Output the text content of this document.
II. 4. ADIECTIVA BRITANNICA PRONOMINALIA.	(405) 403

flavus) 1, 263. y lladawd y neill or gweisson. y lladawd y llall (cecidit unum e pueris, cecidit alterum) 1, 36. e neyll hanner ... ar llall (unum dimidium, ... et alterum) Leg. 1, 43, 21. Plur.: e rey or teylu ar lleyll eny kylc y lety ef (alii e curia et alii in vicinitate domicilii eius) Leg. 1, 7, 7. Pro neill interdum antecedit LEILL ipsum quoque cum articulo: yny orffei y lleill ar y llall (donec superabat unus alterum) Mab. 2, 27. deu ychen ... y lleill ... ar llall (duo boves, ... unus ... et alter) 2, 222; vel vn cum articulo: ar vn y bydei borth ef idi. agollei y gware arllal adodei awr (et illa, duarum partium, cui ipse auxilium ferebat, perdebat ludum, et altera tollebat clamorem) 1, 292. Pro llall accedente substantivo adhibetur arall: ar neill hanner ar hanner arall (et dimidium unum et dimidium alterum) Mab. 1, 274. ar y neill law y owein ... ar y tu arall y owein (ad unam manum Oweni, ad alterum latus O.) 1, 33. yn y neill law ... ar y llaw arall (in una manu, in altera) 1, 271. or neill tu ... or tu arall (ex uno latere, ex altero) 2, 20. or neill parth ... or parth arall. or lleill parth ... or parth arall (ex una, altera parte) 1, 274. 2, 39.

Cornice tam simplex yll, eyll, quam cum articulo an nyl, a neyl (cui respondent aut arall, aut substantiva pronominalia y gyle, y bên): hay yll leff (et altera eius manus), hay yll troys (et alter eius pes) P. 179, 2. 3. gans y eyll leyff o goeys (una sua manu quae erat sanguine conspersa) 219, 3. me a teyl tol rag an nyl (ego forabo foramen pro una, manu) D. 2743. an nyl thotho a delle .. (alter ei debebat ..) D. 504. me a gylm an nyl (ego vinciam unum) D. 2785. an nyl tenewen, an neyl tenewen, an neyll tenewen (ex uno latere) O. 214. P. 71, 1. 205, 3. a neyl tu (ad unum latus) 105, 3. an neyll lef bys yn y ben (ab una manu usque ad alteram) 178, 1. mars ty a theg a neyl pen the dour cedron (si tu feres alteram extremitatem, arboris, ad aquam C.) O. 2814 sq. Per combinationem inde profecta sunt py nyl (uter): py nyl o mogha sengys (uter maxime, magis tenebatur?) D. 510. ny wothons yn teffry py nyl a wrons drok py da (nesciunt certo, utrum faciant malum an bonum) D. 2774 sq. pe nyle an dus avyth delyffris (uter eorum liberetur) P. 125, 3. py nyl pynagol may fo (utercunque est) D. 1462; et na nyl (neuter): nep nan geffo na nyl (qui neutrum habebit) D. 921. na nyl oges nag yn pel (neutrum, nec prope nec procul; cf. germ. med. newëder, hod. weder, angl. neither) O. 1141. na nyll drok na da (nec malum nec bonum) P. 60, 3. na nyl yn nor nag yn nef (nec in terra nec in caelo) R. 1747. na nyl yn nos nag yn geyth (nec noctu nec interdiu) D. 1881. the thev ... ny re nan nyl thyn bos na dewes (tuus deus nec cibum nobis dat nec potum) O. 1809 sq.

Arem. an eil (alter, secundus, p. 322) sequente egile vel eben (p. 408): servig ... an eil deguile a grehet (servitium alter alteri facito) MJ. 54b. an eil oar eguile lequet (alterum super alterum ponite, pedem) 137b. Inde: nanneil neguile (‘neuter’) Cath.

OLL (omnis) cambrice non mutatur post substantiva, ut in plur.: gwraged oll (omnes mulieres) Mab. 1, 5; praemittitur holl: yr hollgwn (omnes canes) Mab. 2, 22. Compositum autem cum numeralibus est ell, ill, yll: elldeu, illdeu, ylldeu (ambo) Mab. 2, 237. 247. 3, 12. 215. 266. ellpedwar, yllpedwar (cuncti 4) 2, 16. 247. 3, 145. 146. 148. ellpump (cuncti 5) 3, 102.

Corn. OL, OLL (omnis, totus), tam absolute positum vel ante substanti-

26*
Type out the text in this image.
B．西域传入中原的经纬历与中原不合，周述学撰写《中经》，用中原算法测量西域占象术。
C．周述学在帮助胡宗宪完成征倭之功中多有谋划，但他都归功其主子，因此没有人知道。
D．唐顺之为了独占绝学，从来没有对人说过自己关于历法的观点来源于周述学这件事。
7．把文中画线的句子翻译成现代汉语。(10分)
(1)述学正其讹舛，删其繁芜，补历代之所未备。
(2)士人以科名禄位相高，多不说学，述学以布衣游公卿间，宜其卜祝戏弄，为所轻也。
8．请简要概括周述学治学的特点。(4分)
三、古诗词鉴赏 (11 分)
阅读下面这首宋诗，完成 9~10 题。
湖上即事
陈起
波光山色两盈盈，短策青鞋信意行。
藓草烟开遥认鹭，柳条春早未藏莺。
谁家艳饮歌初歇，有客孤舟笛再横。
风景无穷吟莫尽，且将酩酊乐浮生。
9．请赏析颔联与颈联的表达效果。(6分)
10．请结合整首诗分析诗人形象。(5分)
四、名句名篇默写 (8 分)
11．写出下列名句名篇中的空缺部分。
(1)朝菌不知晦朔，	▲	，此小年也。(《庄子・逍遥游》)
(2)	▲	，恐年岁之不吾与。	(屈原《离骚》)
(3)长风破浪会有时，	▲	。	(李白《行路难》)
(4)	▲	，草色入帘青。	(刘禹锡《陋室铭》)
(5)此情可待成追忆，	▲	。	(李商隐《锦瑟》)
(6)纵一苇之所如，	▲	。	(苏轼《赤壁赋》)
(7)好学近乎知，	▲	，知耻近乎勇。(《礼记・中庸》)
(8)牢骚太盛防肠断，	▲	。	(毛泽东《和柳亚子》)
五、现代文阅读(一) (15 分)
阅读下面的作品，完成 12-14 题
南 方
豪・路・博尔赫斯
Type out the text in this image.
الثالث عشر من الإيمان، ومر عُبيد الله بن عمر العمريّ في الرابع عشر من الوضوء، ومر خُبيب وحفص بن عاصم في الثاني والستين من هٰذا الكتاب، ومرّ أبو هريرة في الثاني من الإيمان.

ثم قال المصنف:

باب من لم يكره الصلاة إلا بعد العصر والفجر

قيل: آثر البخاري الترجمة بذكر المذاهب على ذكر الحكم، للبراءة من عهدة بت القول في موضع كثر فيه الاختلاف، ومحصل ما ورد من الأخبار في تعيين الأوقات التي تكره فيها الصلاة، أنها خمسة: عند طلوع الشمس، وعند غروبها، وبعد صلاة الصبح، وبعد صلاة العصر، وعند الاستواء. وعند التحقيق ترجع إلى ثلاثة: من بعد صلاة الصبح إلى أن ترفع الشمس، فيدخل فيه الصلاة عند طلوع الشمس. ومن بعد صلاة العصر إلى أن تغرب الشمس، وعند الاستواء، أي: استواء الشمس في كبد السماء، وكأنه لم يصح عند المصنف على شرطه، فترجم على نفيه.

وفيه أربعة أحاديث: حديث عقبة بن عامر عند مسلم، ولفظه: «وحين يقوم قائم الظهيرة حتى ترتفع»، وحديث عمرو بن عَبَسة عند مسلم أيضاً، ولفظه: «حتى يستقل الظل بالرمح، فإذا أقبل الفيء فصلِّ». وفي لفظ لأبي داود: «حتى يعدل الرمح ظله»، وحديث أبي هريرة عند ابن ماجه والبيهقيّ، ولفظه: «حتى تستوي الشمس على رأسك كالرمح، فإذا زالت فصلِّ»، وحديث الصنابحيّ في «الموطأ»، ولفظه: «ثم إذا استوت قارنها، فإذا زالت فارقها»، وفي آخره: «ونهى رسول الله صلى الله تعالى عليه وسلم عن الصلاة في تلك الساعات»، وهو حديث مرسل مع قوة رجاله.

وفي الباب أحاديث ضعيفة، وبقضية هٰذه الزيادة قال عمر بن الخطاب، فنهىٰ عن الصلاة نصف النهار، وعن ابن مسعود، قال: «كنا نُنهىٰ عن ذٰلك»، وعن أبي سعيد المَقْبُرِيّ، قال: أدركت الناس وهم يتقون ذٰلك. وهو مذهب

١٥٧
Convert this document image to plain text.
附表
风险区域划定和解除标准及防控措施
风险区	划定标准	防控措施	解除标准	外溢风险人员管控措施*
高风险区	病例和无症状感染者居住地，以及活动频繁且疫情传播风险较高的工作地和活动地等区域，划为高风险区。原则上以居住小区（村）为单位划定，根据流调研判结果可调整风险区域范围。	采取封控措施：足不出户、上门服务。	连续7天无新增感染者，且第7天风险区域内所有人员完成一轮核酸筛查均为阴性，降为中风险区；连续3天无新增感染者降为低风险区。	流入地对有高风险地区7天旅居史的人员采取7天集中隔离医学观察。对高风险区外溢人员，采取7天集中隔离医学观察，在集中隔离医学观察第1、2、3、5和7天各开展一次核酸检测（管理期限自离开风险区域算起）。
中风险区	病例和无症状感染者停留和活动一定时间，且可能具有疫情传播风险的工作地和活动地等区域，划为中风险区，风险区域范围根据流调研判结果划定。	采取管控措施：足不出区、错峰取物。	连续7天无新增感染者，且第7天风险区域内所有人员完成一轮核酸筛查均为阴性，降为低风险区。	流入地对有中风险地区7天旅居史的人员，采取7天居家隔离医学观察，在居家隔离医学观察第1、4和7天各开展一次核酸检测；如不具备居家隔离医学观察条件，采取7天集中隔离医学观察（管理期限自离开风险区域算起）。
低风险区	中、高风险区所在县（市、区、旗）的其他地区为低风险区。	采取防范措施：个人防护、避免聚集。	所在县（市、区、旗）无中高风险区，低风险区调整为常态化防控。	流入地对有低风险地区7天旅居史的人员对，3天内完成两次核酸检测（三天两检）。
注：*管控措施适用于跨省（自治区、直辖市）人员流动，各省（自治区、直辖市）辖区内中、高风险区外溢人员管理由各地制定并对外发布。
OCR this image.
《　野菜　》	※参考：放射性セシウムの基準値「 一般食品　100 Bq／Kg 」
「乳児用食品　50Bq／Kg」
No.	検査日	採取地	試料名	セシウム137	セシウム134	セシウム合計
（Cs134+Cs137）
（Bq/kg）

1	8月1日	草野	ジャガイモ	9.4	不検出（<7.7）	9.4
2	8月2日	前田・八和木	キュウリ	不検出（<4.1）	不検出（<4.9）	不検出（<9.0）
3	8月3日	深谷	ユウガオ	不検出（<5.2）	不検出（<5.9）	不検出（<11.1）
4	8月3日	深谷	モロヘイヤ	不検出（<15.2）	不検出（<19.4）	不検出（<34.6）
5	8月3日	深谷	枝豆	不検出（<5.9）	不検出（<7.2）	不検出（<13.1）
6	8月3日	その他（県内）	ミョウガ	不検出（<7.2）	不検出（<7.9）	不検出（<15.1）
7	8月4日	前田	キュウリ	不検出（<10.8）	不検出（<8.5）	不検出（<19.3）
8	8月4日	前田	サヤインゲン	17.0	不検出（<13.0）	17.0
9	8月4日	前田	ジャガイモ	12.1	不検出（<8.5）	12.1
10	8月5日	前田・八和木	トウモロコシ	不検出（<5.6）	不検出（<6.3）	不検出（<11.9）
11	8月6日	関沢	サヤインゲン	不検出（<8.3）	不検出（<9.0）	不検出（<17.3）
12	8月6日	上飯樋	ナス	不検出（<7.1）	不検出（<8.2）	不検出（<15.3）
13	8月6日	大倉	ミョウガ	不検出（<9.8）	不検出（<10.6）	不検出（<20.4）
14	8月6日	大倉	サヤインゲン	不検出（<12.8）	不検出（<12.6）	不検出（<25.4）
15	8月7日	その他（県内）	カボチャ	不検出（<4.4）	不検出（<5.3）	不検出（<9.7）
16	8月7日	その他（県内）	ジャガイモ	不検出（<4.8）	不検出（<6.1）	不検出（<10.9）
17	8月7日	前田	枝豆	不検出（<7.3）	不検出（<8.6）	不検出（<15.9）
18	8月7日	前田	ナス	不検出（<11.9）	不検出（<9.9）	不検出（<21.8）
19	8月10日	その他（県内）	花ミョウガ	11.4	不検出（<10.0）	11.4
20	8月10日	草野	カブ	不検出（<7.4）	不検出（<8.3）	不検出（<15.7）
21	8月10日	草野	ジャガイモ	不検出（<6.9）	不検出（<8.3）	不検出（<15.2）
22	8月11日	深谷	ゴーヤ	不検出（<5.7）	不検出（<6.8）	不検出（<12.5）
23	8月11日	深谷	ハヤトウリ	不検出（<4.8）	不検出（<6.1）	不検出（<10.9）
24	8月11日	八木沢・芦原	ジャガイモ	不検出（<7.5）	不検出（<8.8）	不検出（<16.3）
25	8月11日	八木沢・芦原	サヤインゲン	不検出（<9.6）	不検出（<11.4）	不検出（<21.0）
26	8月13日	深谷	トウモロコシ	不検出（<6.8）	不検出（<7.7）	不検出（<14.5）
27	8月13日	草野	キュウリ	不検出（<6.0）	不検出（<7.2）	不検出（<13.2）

※ ※ ※

SHORT PROBLEM:
Copy out each line of the records that holds the string "أحاديث".

SOLUTION FOR THIS EXERCISE:
وفيه أربعة أحاديث: حديث عقبة بن عامر عند مسلم، ولفظه: «وحين يقوم قائم الظهيرة حتى ترتفع»، وحديث عمرو بن عَبَسة عند مسلم أيضاً، ولفظه: «حتى يستقل الظل بالرمح، فإذا أقبل الفيء فصلِّ». وفي لفظ لأبي داود: «حتى يعدل الرمح ظله»، وحديث أبي هريرة عند ابن ماجه والبيهقيّ، ولفظه: «حتى تستوي الشمس على رأسك كالرمح، فإذا زالت فصلِّ»، وحديث الصنابحيّ في «الموطأ»، ولفظه: «ثم إذا استوت قارنها، فإذا زالت فارقها»، وفي آخره: «ونهى رسول الله صلى الله تعالى عليه وسلم عن الصلاة في تلك الساعات»، وهو حديث مرسل مع قوة رجاله.
وفي الباب أحاديث ضعيفة، وبقضية هٰذه الزيادة قال عمر بن الخطاب، فنهىٰ عن الصلاة نصف النهار، وعن ابن مسعود، قال: «كنا نُنهىٰ عن ذٰلك»، وعن أبي سعيد المَقْبُرِيّ، قال: أدركت الناس وهم يتقون ذٰلك. وهو مذهب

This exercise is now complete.